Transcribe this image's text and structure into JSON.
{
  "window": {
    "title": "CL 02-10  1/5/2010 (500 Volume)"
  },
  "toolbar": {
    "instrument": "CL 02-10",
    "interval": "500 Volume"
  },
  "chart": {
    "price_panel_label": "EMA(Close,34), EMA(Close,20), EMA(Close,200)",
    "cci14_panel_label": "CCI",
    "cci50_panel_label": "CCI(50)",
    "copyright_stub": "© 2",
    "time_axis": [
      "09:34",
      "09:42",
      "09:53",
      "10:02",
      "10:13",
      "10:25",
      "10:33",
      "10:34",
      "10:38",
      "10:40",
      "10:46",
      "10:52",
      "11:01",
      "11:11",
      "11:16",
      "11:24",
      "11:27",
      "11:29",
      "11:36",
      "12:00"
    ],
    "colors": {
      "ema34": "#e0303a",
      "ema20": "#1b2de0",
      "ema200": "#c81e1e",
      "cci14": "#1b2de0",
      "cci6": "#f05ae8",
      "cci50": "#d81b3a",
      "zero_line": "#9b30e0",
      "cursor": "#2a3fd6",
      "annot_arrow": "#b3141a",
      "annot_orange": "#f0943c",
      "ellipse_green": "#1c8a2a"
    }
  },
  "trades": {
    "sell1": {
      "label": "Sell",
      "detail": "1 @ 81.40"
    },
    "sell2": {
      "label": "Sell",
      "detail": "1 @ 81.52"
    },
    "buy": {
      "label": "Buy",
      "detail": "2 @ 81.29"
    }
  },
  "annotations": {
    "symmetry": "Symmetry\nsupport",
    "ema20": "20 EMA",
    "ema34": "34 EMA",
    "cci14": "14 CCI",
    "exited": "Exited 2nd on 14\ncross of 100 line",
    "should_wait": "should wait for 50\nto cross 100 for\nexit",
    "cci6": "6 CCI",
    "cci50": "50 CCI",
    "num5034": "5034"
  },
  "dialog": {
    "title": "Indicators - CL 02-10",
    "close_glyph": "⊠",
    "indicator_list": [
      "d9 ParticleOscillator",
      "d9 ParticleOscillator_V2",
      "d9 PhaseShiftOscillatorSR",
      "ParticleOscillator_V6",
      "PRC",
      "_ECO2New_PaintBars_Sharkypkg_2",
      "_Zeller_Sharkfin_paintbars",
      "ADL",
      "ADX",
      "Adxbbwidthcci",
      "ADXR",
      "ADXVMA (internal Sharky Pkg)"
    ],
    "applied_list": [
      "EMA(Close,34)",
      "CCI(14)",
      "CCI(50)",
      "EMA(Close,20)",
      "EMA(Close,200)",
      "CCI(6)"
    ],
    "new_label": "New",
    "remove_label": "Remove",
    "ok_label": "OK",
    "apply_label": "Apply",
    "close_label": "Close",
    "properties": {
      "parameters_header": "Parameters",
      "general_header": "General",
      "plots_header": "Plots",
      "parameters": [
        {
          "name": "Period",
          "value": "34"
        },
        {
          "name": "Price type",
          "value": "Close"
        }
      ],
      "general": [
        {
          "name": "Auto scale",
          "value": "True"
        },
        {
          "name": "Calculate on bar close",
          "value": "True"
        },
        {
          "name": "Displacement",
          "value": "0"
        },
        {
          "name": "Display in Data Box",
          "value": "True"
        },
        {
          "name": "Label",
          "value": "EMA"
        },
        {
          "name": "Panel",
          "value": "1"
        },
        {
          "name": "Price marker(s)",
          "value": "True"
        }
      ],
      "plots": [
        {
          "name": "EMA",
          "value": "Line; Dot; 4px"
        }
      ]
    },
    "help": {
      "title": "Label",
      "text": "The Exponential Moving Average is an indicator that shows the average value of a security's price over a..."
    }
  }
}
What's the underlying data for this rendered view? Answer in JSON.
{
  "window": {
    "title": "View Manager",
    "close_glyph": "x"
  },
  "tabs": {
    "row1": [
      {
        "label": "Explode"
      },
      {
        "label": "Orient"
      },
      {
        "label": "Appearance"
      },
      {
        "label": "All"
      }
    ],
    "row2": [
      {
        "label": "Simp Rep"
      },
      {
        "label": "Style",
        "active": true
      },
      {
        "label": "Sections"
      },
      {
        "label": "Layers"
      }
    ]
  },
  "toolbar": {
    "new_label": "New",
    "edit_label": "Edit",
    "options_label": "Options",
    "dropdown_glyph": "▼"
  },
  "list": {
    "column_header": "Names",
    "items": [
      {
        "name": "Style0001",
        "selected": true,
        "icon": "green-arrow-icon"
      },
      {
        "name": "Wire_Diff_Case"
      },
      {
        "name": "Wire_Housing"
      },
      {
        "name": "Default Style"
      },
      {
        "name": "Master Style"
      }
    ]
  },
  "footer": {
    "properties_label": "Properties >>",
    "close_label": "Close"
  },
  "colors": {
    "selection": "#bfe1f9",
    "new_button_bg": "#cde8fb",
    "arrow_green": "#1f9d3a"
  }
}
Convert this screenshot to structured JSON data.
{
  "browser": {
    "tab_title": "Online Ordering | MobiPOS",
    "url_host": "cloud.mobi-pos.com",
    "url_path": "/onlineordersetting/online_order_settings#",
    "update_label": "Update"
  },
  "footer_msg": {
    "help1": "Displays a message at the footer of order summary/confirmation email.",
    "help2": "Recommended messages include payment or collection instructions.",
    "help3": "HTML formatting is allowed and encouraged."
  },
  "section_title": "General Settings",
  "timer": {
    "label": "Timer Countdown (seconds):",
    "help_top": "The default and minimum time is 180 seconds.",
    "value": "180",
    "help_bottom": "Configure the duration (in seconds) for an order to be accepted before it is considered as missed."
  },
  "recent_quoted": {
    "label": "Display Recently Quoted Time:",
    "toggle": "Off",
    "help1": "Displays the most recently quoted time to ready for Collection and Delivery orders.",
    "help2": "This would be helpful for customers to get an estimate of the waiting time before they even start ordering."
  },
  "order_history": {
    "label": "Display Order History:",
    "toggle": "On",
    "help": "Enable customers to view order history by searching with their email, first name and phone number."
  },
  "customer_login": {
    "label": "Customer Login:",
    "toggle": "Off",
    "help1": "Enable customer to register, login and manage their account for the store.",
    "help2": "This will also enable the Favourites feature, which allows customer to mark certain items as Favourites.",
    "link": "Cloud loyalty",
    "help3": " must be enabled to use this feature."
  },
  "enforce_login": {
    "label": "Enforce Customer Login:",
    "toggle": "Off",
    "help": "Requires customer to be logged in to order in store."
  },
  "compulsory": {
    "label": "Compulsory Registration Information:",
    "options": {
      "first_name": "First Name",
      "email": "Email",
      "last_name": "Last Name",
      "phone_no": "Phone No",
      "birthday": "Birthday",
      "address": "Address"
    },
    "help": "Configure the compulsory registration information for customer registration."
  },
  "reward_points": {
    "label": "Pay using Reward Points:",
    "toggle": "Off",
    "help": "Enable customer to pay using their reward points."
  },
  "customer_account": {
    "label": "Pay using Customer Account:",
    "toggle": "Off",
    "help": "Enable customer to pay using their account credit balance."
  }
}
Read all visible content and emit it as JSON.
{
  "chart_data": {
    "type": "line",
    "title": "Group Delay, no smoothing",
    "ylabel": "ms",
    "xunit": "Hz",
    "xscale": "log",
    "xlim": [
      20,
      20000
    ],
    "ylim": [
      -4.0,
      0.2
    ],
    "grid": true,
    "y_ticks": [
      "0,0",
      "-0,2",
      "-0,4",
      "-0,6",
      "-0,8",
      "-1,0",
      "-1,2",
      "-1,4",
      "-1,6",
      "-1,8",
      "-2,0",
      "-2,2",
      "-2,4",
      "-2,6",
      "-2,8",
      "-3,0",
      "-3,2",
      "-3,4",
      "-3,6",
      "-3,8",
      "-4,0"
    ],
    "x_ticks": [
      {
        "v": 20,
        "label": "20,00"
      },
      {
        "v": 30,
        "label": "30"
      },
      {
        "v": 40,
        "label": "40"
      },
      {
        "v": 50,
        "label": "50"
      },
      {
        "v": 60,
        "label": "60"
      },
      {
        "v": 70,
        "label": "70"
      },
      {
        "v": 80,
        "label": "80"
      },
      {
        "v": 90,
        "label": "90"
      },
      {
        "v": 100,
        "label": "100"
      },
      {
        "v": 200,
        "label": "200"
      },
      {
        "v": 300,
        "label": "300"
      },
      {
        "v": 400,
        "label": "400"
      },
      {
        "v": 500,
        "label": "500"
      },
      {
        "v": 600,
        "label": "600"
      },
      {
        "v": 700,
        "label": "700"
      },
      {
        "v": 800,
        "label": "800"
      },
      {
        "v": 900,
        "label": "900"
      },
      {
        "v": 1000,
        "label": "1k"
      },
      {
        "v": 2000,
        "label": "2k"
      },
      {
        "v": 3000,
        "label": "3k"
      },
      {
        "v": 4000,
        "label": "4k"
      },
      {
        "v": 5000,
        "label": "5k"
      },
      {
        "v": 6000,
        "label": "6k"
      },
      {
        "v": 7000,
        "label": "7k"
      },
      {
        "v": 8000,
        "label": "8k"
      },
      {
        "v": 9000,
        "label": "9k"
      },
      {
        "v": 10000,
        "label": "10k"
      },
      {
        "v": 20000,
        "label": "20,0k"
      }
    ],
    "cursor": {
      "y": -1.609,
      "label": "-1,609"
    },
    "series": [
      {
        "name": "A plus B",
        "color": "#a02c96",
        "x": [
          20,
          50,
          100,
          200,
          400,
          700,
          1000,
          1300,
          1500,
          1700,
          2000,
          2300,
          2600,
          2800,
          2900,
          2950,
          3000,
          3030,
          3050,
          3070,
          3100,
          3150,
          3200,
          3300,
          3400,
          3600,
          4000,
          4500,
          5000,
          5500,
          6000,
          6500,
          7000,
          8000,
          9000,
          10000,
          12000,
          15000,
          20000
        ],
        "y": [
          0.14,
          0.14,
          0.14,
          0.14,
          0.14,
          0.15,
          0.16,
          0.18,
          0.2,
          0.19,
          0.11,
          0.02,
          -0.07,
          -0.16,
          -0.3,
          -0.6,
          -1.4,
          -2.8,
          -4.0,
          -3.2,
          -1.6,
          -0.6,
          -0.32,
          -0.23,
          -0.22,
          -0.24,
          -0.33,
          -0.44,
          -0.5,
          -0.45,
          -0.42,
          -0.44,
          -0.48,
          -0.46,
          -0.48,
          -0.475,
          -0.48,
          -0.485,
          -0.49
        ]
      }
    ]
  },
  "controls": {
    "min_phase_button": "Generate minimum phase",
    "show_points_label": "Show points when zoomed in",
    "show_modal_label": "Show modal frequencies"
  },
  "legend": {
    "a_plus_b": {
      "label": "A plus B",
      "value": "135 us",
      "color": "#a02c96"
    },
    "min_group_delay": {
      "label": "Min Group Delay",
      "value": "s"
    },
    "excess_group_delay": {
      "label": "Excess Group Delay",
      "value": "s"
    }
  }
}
════════
● **Required work**
Report only the count of lines that include the string "JSON".

● **Task response**
4